— TASK PROMPT —
Below are the records; pull every line that includes "through".

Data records
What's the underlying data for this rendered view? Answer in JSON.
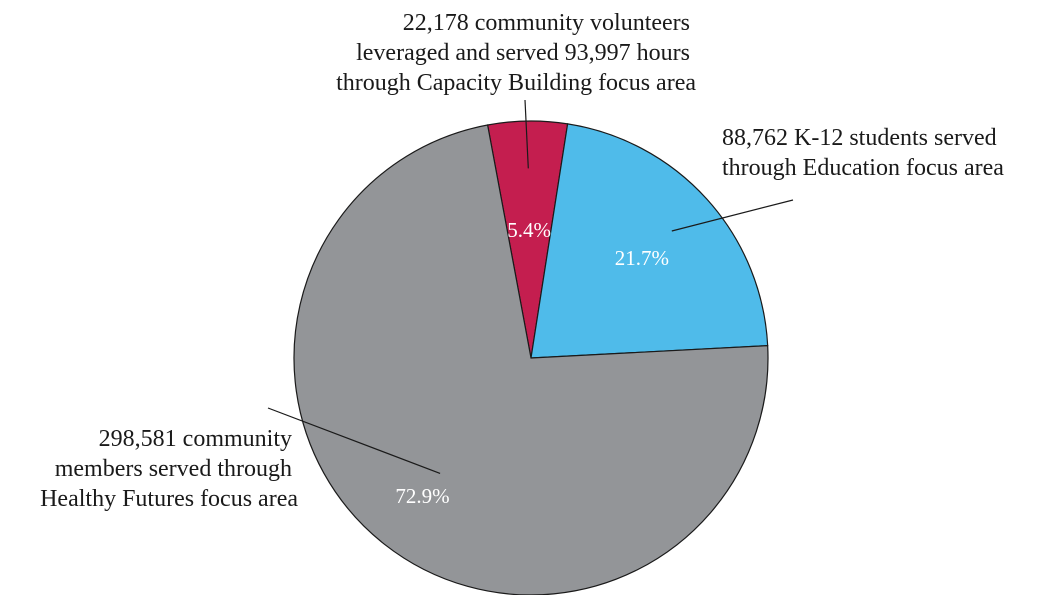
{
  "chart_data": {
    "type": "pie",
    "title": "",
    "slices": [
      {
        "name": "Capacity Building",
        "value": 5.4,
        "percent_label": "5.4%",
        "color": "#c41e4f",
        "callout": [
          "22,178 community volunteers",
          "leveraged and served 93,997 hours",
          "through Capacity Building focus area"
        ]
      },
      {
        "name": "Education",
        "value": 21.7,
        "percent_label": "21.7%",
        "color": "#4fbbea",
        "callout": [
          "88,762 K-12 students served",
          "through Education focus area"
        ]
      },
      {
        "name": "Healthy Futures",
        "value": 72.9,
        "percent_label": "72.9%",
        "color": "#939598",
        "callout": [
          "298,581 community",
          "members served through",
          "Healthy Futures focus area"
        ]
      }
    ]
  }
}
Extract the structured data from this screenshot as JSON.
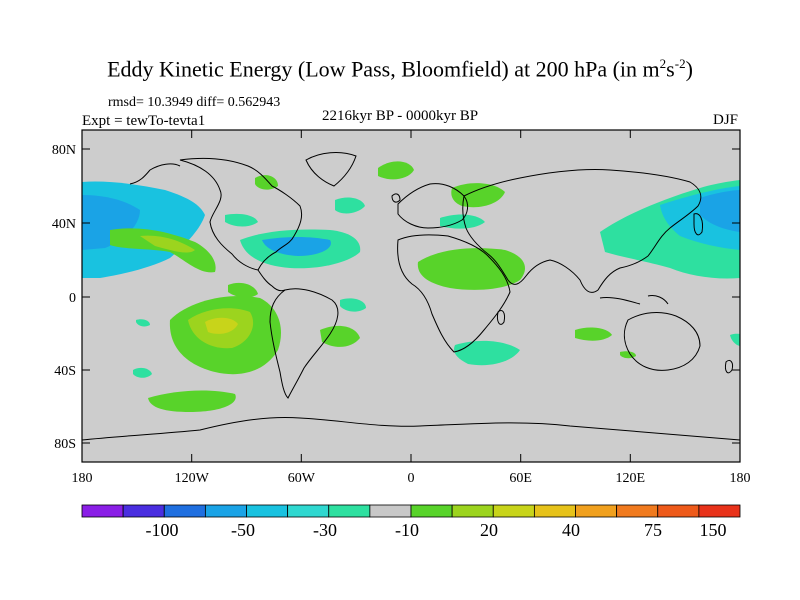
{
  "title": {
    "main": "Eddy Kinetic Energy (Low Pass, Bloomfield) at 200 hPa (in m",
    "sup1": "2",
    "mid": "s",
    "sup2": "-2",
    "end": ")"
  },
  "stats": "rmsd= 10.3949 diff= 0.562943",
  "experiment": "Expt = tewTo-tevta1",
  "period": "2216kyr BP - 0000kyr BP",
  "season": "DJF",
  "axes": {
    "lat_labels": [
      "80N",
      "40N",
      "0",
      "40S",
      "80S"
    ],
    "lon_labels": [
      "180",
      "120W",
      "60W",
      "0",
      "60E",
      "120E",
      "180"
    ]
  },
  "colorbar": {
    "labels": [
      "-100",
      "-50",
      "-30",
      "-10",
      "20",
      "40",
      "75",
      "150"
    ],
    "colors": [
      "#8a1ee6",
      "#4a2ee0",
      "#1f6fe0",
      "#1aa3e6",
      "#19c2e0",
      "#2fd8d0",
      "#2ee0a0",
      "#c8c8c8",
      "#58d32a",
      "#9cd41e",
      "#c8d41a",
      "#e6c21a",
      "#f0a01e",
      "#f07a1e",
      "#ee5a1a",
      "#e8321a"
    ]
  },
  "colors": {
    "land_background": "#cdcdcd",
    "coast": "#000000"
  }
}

— WRITTEN RESPONSE —
          "through Capacity Building focus area"
          "through Education focus area"
          "members served through",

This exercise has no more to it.